---- GIVEN INFORMATION

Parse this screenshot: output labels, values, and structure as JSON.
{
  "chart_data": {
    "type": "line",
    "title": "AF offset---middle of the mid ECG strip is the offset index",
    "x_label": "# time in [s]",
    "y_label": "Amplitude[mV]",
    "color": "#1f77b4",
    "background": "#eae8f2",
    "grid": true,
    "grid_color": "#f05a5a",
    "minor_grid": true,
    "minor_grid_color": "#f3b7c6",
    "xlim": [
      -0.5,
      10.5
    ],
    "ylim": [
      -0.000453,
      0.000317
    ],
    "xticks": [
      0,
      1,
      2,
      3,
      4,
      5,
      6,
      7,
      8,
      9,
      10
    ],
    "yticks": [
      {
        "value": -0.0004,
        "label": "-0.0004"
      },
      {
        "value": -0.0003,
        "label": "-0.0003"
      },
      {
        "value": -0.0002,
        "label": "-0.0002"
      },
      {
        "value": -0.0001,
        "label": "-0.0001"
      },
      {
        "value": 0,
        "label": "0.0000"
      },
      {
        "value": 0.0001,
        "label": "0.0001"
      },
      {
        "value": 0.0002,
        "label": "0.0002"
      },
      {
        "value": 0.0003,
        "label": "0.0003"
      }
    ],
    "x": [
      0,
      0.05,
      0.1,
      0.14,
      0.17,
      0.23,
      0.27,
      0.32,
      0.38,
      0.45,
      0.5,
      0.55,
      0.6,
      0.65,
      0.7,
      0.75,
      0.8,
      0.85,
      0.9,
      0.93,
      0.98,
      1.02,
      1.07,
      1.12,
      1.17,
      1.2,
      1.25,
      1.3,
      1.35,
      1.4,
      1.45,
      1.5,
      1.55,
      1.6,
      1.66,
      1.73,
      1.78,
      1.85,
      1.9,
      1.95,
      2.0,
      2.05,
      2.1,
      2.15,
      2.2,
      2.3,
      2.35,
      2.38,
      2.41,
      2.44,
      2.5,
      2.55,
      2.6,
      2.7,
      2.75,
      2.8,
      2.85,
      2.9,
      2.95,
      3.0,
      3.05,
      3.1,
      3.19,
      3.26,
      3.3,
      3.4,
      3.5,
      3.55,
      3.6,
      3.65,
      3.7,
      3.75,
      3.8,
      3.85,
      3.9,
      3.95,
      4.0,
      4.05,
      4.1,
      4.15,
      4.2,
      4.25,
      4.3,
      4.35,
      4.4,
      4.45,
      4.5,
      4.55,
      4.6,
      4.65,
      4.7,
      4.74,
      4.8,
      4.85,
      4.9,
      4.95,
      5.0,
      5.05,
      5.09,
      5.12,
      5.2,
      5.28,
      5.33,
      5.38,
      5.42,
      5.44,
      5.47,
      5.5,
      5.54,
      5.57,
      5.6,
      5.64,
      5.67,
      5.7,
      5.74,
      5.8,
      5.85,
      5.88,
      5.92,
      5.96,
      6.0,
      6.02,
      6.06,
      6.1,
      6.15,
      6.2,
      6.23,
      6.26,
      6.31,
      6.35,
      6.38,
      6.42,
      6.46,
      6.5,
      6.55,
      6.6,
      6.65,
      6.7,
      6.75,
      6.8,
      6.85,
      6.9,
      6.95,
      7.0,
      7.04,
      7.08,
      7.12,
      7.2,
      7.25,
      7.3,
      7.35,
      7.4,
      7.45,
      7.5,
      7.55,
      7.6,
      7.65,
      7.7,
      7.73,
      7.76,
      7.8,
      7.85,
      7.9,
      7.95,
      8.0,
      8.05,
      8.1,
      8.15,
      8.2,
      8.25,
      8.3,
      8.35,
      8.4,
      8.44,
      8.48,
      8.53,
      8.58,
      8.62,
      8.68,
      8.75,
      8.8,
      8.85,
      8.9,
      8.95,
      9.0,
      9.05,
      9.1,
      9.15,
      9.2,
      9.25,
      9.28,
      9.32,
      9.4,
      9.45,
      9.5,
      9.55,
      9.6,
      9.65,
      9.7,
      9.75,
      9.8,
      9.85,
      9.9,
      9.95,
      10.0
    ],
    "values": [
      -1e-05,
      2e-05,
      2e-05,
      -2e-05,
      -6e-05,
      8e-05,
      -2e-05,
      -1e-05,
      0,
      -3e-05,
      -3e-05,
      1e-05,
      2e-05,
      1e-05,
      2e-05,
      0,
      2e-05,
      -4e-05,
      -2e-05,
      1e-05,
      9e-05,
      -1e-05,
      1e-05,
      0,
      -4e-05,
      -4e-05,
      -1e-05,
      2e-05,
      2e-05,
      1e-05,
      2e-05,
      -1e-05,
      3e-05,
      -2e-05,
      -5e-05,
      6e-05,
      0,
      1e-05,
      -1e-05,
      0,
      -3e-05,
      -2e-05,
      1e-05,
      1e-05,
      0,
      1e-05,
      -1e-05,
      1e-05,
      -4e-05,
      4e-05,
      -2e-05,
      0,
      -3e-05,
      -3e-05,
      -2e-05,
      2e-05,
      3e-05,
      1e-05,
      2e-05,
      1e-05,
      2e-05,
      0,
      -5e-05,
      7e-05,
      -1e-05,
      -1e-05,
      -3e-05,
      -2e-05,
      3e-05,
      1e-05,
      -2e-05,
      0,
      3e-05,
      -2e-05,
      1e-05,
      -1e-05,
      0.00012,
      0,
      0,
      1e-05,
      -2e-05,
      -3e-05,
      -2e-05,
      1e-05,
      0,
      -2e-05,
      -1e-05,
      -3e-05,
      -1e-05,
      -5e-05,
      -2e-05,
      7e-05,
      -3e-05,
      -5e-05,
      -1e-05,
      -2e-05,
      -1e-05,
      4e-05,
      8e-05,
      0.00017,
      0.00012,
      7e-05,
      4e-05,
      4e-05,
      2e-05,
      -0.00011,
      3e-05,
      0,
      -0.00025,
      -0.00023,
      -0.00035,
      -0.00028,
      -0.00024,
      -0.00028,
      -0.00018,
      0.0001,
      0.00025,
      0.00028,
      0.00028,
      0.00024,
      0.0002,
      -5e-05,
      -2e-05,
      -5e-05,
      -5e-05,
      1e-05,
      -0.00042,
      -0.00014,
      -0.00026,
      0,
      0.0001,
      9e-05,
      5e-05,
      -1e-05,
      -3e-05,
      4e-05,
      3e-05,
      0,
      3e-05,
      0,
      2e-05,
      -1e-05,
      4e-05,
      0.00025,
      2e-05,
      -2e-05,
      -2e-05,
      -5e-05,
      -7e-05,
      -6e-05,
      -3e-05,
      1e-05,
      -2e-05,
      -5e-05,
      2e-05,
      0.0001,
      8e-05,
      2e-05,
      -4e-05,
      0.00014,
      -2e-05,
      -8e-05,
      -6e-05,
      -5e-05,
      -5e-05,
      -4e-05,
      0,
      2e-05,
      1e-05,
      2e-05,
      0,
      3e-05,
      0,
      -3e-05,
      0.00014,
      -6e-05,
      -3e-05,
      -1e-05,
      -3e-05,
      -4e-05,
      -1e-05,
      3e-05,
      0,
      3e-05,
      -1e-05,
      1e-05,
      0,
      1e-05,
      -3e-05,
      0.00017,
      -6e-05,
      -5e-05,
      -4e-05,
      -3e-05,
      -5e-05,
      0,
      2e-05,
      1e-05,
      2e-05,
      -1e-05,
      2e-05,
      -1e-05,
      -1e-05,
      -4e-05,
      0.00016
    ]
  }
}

--------

From the records above, extract each line exactly as shown.

Parse this screenshot: output labels, values, and structure as JSON.
{
  "chart_data": {
    "type": "line",
    "title": "AF offset---middle of the mid ECG strip is the offset index",
    "x_label": "# time in [s]",
    "y_label": "Amplitude[mV]",
    "color": "#1f77b4",
    "background": "#eae8f2",
    "grid": true,
    "grid_color": "#f05a5a",
    "minor_grid": true,
    "minor_grid_color": "#f3b7c6",
    "xlim": [
      -0.5,
      10.5
    ],
    "ylim": [
      -0.000453,
      0.000317
    ],
    "xticks": [
      0,
      1,
      2,
      3,
      4,
      5,
      6,
      7,
      8,
      9,
      10
    ],
    "yticks": [
      {
        "value": -0.0004,
        "label": "-0.0004"
      },
      {
        "value": -0.0003,
        "label": "-0.0003"
      },
      {
        "value": -0.0002,
        "label": "-0.0002"
      },
      {
        "value": -0.0001,
        "label": "-0.0001"
      },
      {
        "value": 0,
        "label": "0.0000"
      },
      {
        "value": 0.0001,
        "label": "0.0001"
      },
      {
        "value": 0.0002,
        "label": "0.0002"
      },
      {
        "value": 0.0003,
        "label": "0.0003"
      }
    ],
    "x": [
      0,
      0.05,
      0.1,
      0.14,
      0.17,
      0.23,
      0.27,
      0.32,
      0.38,
      0.45,
      0.5,
      0.55,
      0.6,
      0.65,
      0.7,
      0.75,
      0.8,
      0.85,
      0.9,
      0.93,
      0.98,
      1.02,
      1.07,
      1.12,
      1.17,
      1.2,
      1.25,
      1.3,
      1.35,
      1.4,
      1.45,
      1.5,
      1.55,
      1.6,
      1.66,
      1.73,
      1.78,
      1.85,
      1.9,
      1.95,
      2.0,
      2.05,
      2.1,
      2.15,
      2.2,
      2.3,
      2.35,
      2.38,
      2.41,
      2.44,
      2.5,
      2.55,
      2.6,
      2.7,
      2.75,
      2.8,
      2.85,
      2.9,
      2.95,
      3.0,
      3.05,
      3.1,
      3.19,
      3.26,
      3.3,
      3.4,
      3.5,
      3.55,
      3.6,
      3.65,
      3.7,
      3.75,
      3.8,
      3.85,
      3.9,
      3.95,
      4.0,
      4.05,
      4.1,
      4.15,
      4.2,
      4.25,
      4.3,
      4.35,
      4.4,
      4.45,
      4.5,
      4.55,
      4.6,
      4.65,
      4.7,
      4.74,
      4.8,
      4.85,
      4.9,
      4.95,
      5.0,
      5.05,
      5.09,
      5.12,
      5.2,
      5.28,
      5.33,
      5.38,
      5.42,
      5.44,
      5.47,
      5.5,
      5.54,
      5.57,
      5.6,
      5.64,
      5.67,
      5.7,
      5.74,
      5.8,
      5.85,
      5.88,
      5.92,
      5.96,
      6.0,
      6.02,
      6.06,
      6.1,
      6.15,
      6.2,
      6.23,
      6.26,
      6.31,
      6.35,
      6.38,
      6.42,
      6.46,
      6.5,
      6.55,
      6.6,
      6.65,
      6.7,
      6.75,
      6.8,
      6.85,
      6.9,
      6.95,
      7.0,
      7.04,
      7.08,
      7.12,
      7.2,
      7.25,
      7.3,
      7.35,
      7.4,
      7.45,
      7.5,
      7.55,
      7.6,
      7.65,
      7.7,
      7.73,
      7.76,
      7.8,
      7.85,
      7.9,
      7.95,
      8.0,
      8.05,
      8.1,
      8.15,
      8.2,
      8.25,
      8.3,
      8.35,
      8.4,
      8.44,
      8.48,
      8.53,
      8.58,
      8.62,
      8.68,
      8.75,
      8.8,
      8.85,
      8.9,
      8.95,
      9.0,
      9.05,
      9.1,
      9.15,
      9.2,
      9.25,
      9.28,
      9.32,
      9.4,
      9.45,
      9.5,
      9.55,
      9.6,
      9.65,
      9.7,
      9.75,
      9.8,
      9.85,
      9.9,
      9.95,
      10.0
    ],
    "values": [
      -1e-05,
      2e-05,
      2e-05,
      -2e-05,
      -6e-05,
      8e-05,
      -2e-05,
      -1e-05,
      0,
      -3e-05,
      -3e-05,
      1e-05,
      2e-05,
      1e-05,
      2e-05,
      0,
      2e-05,
      -4e-05,
      -2e-05,
      1e-05,
      9e-05,
      -1e-05,
      1e-05,
      0,
      -4e-05,
      -4e-05,
      -1e-05,
      2e-05,
      2e-05,
      1e-05,
      2e-05,
      -1e-05,
      3e-05,
      -2e-05,
      -5e-05,
      6e-05,
      0,
      1e-05,
      -1e-05,
      0,
      -3e-05,
      -2e-05,
      1e-05,
      1e-05,
      0,
      1e-05,
      -1e-05,
      1e-05,
      -4e-05,
      4e-05,
      -2e-05,
      0,
      -3e-05,
      -3e-05,
      -2e-05,
      2e-05,
      3e-05,
      1e-05,
      2e-05,
      1e-05,
      2e-05,
      0,
      -5e-05,
      7e-05,
      -1e-05,
      -1e-05,
      -3e-05,
      -2e-05,
      3e-05,
      1e-05,
      -2e-05,
      0,
      3e-05,
      -2e-05,
      1e-05,
      -1e-05,
      0.00012,
      0,
      0,
      1e-05,
      -2e-05,
      -3e-05,
      -2e-05,
      1e-05,
      0,
      -2e-05,
      -1e-05,
      -3e-05,
      -1e-05,
      -5e-05,
      -2e-05,
      7e-05,
      -3e-05,
      -5e-05,
      -1e-05,
      -2e-05,
      -1e-05,
      4e-05,
      8e-05,
      0.00017,
      0.00012,
      7e-05,
      4e-05,
      4e-05,
      2e-05,
      -0.00011,
      3e-05,
      0,
      -0.00025,
      -0.00023,
      -0.00035,
      -0.00028,
      -0.00024,
      -0.00028,
      -0.00018,
      0.0001,
      0.00025,
      0.00028,
      0.00028,
      0.00024,
      0.0002,
      -5e-05,
      -2e-05,
      -5e-05,
      -5e-05,
      1e-05,
      -0.00042,
      -0.00014,
      -0.00026,
      0,
      0.0001,
      9e-05,
      5e-05,
      -1e-05,
      -3e-05,
      4e-05,
      3e-05,
      0,
      3e-05,
      0,
      2e-05,
      -1e-05,
      4e-05,
      0.00025,
      2e-05,
      -2e-05,
      -2e-05,
      -5e-05,
      -7e-05,
      -6e-05,
      -3e-05,
      1e-05,
      -2e-05,
      -5e-05,
      2e-05,
      0.0001,
      8e-05,
      2e-05,
      -4e-05,
      0.00014,
      -2e-05,
      -8e-05,
      -6e-05,
      -5e-05,
      -5e-05,
      -4e-05,
      0,
      2e-05,
      1e-05,
      2e-05,
      0,
      3e-05,
      0,
      -3e-05,
      0.00014,
      -6e-05,
      -3e-05,
      -1e-05,
      -3e-05,
      -4e-05,
      -1e-05,
      3e-05,
      0,
      3e-05,
      -1e-05,
      1e-05,
      0,
      1e-05,
      -3e-05,
      0.00017,
      -6e-05,
      -5e-05,
      -4e-05,
      -3e-05,
      -5e-05,
      0,
      2e-05,
      1e-05,
      2e-05,
      -1e-05,
      2e-05,
      -1e-05,
      -1e-05,
      -4e-05,
      0.00016
    ]
  }
}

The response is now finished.